**Brief:** Locate every line below that contains the word "answers" and copy it.

**Information shown:**
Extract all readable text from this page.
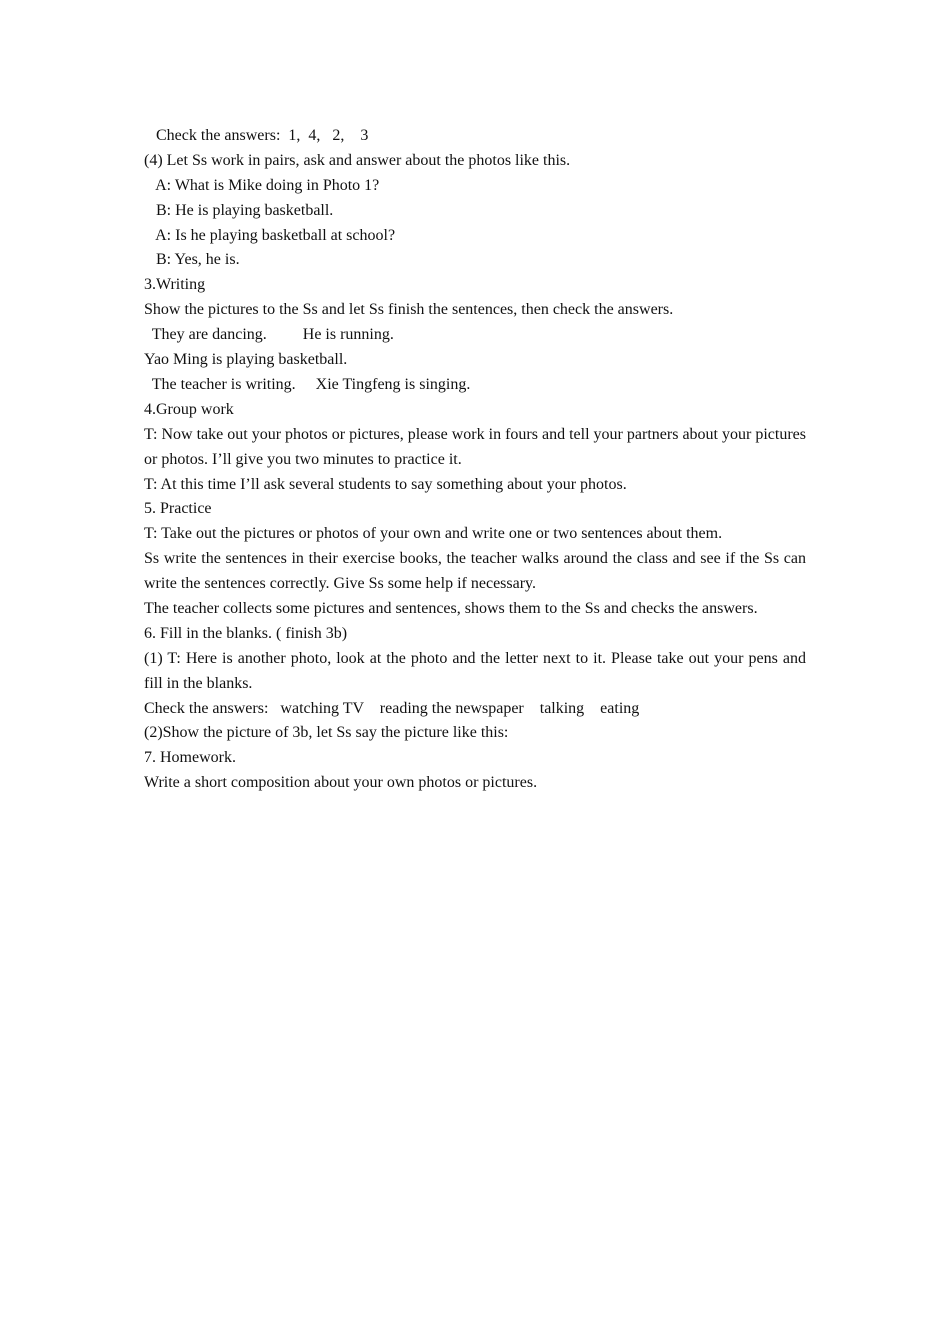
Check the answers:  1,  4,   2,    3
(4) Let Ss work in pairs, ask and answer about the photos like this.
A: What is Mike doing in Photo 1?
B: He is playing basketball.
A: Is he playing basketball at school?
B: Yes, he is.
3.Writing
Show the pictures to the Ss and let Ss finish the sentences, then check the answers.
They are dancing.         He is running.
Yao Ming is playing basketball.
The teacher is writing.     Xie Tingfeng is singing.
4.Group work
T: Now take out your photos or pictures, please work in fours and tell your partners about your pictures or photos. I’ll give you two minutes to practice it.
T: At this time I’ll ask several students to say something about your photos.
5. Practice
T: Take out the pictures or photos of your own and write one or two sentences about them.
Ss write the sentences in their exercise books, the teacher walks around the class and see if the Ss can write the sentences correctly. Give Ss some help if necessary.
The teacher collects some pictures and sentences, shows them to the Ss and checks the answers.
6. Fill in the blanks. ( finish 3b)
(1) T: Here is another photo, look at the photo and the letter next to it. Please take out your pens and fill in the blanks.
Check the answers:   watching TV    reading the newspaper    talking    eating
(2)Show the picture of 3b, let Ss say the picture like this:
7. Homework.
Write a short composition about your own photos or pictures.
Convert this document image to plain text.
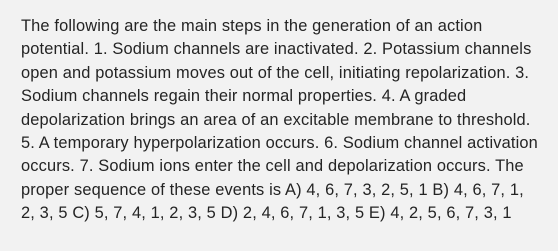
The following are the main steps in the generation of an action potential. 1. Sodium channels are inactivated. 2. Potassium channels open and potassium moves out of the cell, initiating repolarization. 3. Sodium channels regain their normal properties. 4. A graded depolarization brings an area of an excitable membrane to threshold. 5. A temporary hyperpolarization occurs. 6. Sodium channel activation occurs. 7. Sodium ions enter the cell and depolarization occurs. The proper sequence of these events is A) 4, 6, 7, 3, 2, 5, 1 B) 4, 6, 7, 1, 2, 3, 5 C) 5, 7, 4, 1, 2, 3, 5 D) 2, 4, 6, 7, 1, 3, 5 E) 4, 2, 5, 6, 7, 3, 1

**Task result:**
Check the answers:  1,  4,   2,    3
Show the pictures to the Ss and let Ss finish the sentences, then check the answers.
The teacher collects some pictures and sentences, shows them to the Ss and checks the answers.
Check the answers:   watching TV    reading the newspaper    talking    eating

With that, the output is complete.